## [Task goal]
Wherever the string "共计发放" appears in a line, extract that line.

## [Source data]

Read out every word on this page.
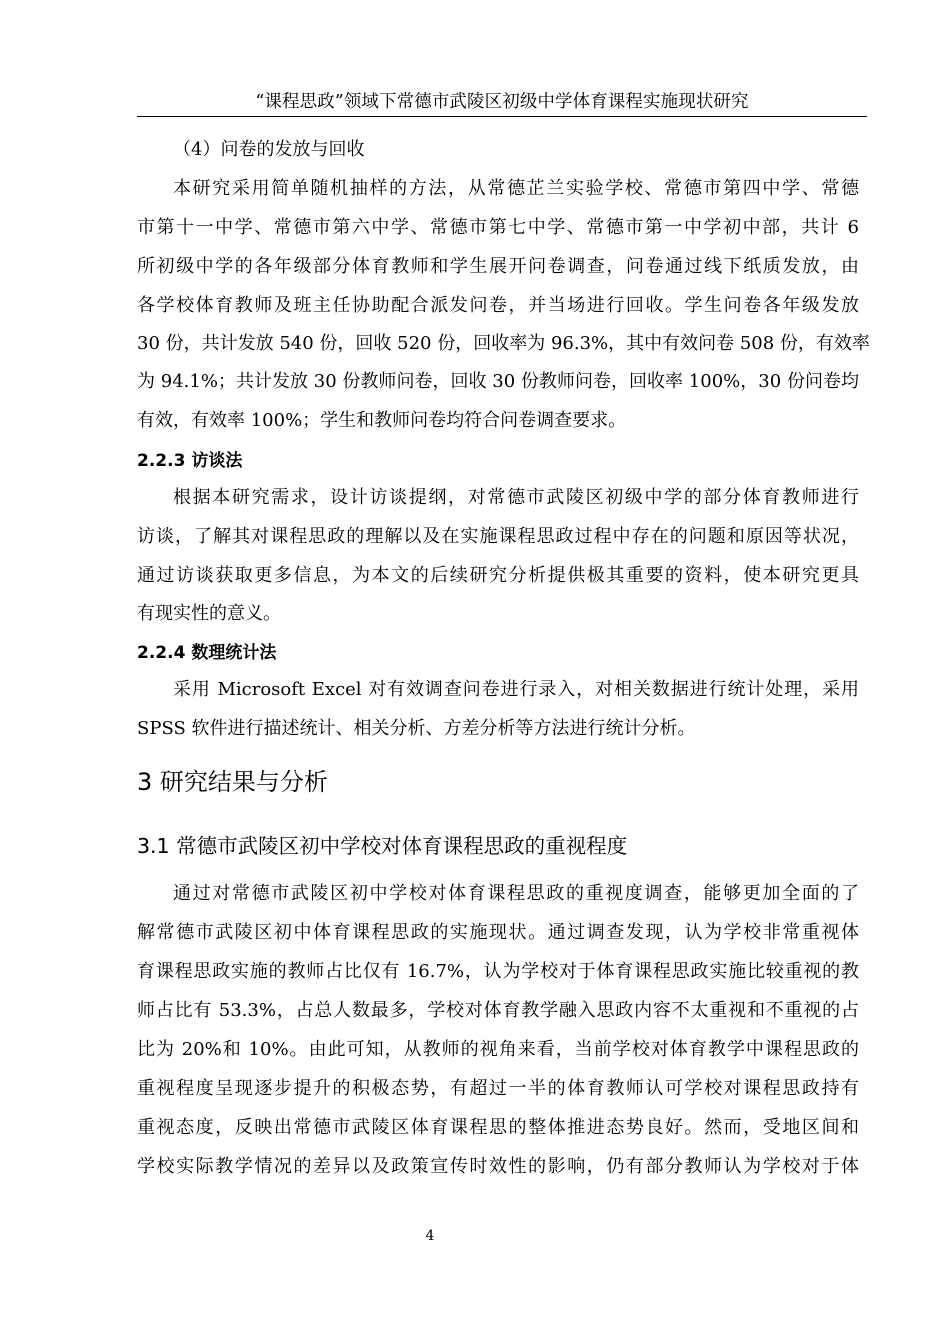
“课程思政”领域下常德市武陵区初级中学体育课程实施现状研究
（4）问卷的发放与回收
本研究采用简单随机抽样的方法，从常德芷兰实验学校、常德市第四中学、常德
市第十一中学、常德市第六中学、常德市第七中学、常德市第一中学初中部，共计 6
所初级中学的各年级部分体育教师和学生展开问卷调查，问卷通过线下纸质发放，由
各学校体育教师及班主任协助配合派发问卷，并当场进行回收。学生问卷各年级发放
30 份，共计发放 540 份，回收 520 份，回收率为 96.3%，其中有效问卷 508 份，有效率
为 94.1%；共计发放 30 份教师问卷，回收 30 份教师问卷，回收率 100%，30 份问卷均
有效，有效率 100%；学生和教师问卷均符合问卷调查要求。
2.2.3 访谈法
根据本研究需求，设计访谈提纲，对常德市武陵区初级中学的部分体育教师进行
访谈，了解其对课程思政的理解以及在实施课程思政过程中存在的问题和原因等状况，
通过访谈获取更多信息，为本文的后续研究分析提供极其重要的资料，使本研究更具
有现实性的意义。
2.2.4 数理统计法
采用 Microsoft Excel 对有效调查问卷进行录入，对相关数据进行统计处理，采用
SPSS 软件进行描述统计、相关分析、方差分析等方法进行统计分析。
3 研究结果与分析
3.1 常德市武陵区初中学校对体育课程思政的重视程度
通过对常德市武陵区初中学校对体育课程思政的重视度调查，能够更加全面的了
解常德市武陵区初中体育课程思政的实施现状。通过调查发现，认为学校非常重视体
育课程思政实施的教师占比仅有 16.7%，认为学校对于体育课程思政实施比较重视的教
师占比有 53.3%，占总人数最多，学校对体育教学融入思政内容不太重视和不重视的占
比为 20%和 10%。由此可知，从教师的视角来看，当前学校对体育教学中课程思政的
重视程度呈现逐步提升的积极态势，有超过一半的体育教师认可学校对课程思政持有
重视态度，反映出常德市武陵区体育课程思的整体推进态势良好。然而，受地区间和
学校实际教学情况的差异以及政策宣传时效性的影响，仍有部分教师认为学校对于体
4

## [Worked solution]
30 份，共计发放 540 份，回收 520 份，回收率为 96.3%，其中有效问卷 508 份，有效率
为 94.1%；共计发放 30 份教师问卷，回收 30 份教师问卷，回收率 100%，30 份问卷均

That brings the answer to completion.